(Work instructions): Write out the records below once more, exactly as they stand.
--- START OF Supplied material ---
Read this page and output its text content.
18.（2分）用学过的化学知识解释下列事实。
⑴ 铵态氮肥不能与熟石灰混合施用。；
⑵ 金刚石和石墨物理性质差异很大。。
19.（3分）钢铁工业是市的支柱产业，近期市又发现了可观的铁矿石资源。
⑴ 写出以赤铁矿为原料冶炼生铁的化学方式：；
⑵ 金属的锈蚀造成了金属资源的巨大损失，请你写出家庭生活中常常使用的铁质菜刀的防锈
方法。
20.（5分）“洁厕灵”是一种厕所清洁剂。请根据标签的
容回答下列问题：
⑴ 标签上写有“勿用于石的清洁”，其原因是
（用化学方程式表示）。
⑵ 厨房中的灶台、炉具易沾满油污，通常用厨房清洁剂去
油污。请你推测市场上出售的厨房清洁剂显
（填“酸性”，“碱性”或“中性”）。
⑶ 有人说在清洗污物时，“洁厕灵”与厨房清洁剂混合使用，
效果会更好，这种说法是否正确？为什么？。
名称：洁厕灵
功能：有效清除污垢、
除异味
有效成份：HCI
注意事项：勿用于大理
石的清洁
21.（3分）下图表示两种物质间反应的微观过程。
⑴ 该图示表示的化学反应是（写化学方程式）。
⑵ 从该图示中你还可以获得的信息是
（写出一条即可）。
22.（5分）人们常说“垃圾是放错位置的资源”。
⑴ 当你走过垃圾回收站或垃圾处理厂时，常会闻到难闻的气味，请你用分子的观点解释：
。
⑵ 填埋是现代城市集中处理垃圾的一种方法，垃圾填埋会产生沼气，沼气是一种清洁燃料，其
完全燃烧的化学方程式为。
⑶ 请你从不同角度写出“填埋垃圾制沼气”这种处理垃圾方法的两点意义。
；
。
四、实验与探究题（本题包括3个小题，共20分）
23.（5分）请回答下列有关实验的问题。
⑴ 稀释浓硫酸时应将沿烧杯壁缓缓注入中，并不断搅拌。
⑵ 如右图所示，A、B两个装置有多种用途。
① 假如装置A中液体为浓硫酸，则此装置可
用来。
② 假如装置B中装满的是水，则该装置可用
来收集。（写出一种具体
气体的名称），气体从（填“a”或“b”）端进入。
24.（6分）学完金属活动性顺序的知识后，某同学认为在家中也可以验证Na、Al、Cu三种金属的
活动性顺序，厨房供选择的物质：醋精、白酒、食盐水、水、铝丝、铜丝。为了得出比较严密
--- END OF Supplied material ---
(Response for this exercise):
Read this page and output its text content.
18.（2分）用学过的化学知识解释下列事实。
⑴ 铵态氮肥不能与熟石灰混合施用。；
⑵ 金刚石和石墨物理性质差异很大。。
19.（3分）钢铁工业是市的支柱产业，近期市又发现了可观的铁矿石资源。
⑴ 写出以赤铁矿为原料冶炼生铁的化学方式：；
⑵ 金属的锈蚀造成了金属资源的巨大损失，请你写出家庭生活中常常使用的铁质菜刀的防锈
方法。
20.（5分）“洁厕灵”是一种厕所清洁剂。请根据标签的
容回答下列问题：
⑴ 标签上写有“勿用于石的清洁”，其原因是
（用化学方程式表示）。
⑵ 厨房中的灶台、炉具易沾满油污，通常用厨房清洁剂去
油污。请你推测市场上出售的厨房清洁剂显
（填“酸性”，“碱性”或“中性”）。
⑶ 有人说在清洗污物时，“洁厕灵”与厨房清洁剂混合使用，
效果会更好，这种说法是否正确？为什么？。
名称：洁厕灵
功能：有效清除污垢、
除异味
有效成份：HCI
注意事项：勿用于大理
石的清洁
21.（3分）下图表示两种物质间反应的微观过程。
⑴ 该图示表示的化学反应是（写化学方程式）。
⑵ 从该图示中你还可以获得的信息是
（写出一条即可）。
22.（5分）人们常说“垃圾是放错位置的资源”。
⑴ 当你走过垃圾回收站或垃圾处理厂时，常会闻到难闻的气味，请你用分子的观点解释：
。
⑵ 填埋是现代城市集中处理垃圾的一种方法，垃圾填埋会产生沼气，沼气是一种清洁燃料，其
完全燃烧的化学方程式为。
⑶ 请你从不同角度写出“填埋垃圾制沼气”这种处理垃圾方法的两点意义。
；
。
四、实验与探究题（本题包括3个小题，共20分）
23.（5分）请回答下列有关实验的问题。
⑴ 稀释浓硫酸时应将沿烧杯壁缓缓注入中，并不断搅拌。
⑵ 如右图所示，A、B两个装置有多种用途。
① 假如装置A中液体为浓硫酸，则此装置可
用来。
② 假如装置B中装满的是水，则该装置可用
来收集。（写出一种具体
气体的名称），气体从（填“a”或“b”）端进入。
24.（6分）学完金属活动性顺序的知识后，某同学认为在家中也可以验证Na、Al、Cu三种金属的
活动性顺序，厨房供选择的物质：醋精、白酒、食盐水、水、铝丝、铜丝。为了得出比较严密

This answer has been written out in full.